**Information shown**.
>>>

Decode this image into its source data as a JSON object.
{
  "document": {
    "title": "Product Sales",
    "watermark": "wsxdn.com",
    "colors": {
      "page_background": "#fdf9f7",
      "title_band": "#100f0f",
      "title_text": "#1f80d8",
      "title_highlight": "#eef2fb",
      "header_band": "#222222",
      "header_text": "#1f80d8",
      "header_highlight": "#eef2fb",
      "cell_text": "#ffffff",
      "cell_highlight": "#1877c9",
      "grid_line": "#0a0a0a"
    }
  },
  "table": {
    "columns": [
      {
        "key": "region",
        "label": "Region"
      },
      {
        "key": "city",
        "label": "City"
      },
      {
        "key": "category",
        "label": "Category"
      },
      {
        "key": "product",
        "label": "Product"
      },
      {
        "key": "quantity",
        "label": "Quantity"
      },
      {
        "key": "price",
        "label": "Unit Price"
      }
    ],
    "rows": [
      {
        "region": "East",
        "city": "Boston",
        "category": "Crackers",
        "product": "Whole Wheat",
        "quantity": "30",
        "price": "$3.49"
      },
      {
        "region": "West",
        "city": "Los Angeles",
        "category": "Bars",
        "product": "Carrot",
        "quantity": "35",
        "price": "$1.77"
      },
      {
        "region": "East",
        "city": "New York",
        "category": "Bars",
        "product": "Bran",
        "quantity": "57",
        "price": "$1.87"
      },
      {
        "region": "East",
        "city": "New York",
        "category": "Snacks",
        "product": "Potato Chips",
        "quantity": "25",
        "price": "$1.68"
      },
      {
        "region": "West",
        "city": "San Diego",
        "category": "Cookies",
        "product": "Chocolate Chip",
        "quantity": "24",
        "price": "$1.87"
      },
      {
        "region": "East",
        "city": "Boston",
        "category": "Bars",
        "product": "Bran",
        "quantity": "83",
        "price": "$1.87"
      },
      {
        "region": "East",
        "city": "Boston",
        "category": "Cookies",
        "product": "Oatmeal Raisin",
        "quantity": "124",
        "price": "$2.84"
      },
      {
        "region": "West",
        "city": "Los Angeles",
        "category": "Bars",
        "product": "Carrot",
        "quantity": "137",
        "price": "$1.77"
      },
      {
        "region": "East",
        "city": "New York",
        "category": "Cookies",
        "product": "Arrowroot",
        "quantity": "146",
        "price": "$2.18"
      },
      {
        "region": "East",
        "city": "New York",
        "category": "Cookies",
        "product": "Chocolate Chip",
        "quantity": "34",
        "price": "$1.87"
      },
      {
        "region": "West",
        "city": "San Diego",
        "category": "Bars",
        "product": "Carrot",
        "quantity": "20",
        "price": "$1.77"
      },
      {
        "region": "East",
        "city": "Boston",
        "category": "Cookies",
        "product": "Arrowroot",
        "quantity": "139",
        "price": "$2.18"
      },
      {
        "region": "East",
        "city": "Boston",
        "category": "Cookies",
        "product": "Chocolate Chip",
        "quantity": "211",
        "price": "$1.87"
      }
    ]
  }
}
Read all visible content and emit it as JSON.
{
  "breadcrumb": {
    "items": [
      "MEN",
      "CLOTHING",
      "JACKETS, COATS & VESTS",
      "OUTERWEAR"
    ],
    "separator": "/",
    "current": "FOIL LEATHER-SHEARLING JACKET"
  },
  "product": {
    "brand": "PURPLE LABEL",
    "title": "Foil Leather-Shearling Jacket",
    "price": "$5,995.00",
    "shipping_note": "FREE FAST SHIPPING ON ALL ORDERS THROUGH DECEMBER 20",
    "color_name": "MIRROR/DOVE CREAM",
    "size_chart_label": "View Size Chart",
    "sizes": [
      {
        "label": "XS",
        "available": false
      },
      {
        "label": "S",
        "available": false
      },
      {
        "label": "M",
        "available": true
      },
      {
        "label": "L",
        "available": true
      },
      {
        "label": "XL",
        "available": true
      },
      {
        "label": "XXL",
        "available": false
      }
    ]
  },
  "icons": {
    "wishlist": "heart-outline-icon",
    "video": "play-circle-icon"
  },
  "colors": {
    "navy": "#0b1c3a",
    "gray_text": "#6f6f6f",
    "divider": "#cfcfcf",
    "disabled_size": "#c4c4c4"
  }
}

<<<

**Objective**. Pick out the lines that have the word "JSON". Copy them all.

**Task solution**.
Decode this image into its source data as a JSON object.
Read all visible content and emit it as JSON.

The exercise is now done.